● **TASK DESCRIPTION**
Filter this data down to the lines that hold "name", and copy them.

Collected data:
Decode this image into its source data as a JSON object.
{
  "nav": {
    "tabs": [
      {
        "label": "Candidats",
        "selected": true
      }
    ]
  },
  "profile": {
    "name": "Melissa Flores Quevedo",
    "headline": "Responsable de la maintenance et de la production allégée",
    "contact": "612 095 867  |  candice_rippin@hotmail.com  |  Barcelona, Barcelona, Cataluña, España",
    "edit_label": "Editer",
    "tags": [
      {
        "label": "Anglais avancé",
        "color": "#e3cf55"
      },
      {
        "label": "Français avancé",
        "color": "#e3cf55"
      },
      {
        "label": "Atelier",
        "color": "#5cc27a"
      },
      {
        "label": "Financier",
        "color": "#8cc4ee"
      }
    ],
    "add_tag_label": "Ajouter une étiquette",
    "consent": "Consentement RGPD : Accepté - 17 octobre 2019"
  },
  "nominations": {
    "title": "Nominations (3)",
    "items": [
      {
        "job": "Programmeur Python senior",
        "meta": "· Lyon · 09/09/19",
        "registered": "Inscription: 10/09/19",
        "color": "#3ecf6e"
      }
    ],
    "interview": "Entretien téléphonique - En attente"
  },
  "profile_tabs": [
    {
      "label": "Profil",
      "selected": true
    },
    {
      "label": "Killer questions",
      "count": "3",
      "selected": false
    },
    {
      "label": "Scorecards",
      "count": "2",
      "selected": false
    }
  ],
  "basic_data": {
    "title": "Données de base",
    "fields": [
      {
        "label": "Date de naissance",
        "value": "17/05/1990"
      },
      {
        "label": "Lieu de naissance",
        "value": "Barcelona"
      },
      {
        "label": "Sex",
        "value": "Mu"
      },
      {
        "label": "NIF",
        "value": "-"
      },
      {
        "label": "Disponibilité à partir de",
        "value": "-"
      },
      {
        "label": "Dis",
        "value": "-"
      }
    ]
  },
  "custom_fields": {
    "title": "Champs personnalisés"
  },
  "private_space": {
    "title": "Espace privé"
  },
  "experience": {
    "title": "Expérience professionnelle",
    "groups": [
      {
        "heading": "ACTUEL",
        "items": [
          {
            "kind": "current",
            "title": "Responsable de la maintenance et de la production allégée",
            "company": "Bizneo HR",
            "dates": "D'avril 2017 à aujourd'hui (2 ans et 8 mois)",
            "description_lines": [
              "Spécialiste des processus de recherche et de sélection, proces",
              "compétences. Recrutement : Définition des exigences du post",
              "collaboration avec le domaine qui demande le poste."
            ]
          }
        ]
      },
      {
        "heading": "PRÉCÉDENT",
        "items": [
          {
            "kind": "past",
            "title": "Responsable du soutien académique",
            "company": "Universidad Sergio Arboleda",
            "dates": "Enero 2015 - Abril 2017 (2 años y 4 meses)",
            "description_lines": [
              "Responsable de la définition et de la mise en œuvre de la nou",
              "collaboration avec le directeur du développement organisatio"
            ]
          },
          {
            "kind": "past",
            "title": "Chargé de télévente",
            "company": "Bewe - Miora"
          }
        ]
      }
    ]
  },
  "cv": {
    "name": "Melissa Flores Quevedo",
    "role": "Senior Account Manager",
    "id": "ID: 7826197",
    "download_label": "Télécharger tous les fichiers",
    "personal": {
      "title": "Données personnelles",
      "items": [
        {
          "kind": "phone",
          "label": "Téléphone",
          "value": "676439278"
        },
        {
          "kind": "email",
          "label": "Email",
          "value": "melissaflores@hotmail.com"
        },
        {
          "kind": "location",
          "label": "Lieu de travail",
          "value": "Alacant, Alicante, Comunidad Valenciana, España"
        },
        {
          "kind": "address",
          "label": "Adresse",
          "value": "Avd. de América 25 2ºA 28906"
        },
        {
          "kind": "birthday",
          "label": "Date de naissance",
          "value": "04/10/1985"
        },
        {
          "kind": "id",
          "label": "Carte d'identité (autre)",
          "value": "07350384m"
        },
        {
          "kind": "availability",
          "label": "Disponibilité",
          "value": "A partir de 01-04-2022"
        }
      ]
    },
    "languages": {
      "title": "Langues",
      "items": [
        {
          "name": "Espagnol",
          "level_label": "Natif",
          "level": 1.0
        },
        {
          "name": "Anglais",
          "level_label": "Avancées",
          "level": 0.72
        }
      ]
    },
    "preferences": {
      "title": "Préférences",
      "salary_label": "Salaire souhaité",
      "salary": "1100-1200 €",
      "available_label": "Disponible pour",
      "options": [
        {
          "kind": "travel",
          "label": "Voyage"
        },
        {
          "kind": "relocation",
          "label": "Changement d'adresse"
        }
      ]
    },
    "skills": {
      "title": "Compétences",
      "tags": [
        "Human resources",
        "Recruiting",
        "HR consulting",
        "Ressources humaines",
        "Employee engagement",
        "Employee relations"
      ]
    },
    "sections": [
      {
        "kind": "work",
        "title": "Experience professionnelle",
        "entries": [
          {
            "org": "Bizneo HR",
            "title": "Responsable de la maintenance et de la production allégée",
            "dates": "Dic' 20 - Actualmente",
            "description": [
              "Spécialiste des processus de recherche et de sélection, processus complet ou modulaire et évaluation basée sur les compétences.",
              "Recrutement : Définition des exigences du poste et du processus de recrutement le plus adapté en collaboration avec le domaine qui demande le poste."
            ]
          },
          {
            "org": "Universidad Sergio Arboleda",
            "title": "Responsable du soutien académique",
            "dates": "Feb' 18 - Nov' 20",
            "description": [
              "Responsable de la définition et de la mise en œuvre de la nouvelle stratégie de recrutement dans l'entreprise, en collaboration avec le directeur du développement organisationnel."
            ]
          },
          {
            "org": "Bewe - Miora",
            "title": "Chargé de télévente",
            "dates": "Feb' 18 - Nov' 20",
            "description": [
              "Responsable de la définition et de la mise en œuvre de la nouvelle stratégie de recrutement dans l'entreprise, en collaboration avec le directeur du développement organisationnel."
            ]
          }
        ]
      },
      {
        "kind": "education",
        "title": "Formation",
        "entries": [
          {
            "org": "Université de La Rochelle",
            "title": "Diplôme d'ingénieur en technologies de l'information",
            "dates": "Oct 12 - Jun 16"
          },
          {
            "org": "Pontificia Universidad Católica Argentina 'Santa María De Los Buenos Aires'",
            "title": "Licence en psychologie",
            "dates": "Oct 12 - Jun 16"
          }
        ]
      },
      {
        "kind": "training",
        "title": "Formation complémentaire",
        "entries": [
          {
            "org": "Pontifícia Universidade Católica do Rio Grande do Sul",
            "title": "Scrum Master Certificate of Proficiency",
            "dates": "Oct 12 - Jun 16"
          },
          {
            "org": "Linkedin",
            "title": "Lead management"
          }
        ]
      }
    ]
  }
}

● **ANSWER TO THIS TASK**
    "name": "Melissa Flores Quevedo",
    "name": "Melissa Flores Quevedo",
          "name": "Espagnol",
          "name": "Anglais",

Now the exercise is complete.